● Written instruction
Go over the entries below line by line, copying each one that contains the word "春天来了".

(Saved data entries)
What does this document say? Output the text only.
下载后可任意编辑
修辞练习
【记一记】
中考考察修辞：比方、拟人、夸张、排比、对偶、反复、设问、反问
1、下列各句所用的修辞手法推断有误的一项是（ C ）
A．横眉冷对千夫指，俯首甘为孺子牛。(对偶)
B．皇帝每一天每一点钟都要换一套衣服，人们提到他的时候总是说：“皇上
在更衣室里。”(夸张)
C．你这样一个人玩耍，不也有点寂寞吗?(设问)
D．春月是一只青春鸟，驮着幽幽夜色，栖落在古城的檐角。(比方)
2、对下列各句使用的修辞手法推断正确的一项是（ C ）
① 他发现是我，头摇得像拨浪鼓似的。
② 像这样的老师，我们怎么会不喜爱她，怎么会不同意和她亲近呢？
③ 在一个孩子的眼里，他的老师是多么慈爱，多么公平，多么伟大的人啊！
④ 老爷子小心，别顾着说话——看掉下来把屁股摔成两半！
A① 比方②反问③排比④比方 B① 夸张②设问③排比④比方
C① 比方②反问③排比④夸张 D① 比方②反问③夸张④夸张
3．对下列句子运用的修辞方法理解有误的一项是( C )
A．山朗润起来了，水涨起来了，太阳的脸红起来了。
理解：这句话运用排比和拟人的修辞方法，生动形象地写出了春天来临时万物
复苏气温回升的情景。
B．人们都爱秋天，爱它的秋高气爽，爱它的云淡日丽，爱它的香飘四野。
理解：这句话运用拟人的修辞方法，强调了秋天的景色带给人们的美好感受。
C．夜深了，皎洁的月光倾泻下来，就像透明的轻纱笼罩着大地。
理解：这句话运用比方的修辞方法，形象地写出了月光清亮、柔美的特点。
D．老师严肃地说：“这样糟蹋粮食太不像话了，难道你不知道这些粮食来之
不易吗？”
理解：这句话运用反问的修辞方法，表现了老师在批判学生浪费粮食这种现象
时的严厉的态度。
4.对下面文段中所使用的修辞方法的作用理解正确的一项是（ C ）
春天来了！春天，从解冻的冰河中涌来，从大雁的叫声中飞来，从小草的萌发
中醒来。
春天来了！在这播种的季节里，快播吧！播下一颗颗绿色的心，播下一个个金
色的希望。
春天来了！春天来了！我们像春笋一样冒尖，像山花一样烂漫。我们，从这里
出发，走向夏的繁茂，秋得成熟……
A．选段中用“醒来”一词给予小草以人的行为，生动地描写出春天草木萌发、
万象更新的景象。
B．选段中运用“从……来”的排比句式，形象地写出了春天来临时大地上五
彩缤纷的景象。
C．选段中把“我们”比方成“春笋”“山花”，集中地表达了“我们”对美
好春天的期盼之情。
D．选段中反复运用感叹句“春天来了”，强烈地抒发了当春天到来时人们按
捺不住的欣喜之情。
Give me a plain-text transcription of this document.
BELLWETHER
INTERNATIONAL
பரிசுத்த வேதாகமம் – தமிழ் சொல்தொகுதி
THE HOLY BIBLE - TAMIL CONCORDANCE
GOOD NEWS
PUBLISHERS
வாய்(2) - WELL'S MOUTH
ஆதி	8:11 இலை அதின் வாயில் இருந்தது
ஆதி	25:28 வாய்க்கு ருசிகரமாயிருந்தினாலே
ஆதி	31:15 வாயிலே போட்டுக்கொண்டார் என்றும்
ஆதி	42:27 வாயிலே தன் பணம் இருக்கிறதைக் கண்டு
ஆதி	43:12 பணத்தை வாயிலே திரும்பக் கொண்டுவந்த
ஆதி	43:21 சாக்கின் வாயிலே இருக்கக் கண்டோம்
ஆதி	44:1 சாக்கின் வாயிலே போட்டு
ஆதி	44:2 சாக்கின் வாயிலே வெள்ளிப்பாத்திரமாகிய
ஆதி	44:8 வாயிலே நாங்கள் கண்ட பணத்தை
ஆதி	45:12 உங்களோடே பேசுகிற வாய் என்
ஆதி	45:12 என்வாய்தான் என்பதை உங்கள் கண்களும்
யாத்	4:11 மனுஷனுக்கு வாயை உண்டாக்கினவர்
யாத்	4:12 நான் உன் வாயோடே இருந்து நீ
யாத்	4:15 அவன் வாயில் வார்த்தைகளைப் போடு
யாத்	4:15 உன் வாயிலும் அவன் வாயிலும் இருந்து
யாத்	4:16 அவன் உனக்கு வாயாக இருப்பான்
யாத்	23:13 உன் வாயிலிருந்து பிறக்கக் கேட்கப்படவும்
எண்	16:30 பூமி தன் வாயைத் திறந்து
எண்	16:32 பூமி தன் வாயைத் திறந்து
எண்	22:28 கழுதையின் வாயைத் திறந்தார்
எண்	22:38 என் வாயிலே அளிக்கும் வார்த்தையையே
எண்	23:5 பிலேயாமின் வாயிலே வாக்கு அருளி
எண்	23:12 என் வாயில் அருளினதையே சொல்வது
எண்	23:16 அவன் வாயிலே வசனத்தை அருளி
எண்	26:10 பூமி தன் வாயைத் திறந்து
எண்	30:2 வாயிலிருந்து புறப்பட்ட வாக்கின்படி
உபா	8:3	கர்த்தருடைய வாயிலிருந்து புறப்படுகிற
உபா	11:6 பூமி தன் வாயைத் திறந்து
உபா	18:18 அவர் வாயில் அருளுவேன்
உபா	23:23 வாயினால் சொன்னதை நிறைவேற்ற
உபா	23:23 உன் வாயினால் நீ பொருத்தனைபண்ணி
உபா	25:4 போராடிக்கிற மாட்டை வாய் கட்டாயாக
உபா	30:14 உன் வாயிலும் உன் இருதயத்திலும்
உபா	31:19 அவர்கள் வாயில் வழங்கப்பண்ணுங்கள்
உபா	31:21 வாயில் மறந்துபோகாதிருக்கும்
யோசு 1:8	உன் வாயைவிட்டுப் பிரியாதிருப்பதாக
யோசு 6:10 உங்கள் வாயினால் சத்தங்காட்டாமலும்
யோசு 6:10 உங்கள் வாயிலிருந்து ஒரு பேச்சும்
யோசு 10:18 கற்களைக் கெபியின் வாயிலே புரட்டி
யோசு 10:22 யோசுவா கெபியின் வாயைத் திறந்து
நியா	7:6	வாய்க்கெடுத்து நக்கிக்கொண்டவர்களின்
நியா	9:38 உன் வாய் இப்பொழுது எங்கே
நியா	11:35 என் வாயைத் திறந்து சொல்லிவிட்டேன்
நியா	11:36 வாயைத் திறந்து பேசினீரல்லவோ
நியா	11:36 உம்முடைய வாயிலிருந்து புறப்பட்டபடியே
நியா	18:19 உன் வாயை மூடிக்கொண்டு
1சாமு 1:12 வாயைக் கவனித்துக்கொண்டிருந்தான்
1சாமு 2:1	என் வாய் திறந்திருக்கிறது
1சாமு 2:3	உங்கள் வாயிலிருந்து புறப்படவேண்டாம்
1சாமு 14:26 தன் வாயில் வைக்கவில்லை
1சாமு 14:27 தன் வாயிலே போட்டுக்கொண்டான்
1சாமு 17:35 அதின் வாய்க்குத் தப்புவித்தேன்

● Solution for this exercise
春天来了！春天，从解冻的冰河中涌来，从大雁的叫声中飞来，从小草的萌发
春天来了！在这播种的季节里，快播吧！播下一颗颗绿色的心，播下一个个金
春天来了！春天来了！我们像春笋一样冒尖，像山花一样烂漫。我们，从这里
D．选段中反复运用感叹句“春天来了”，强烈地抒发了当春天到来时人们按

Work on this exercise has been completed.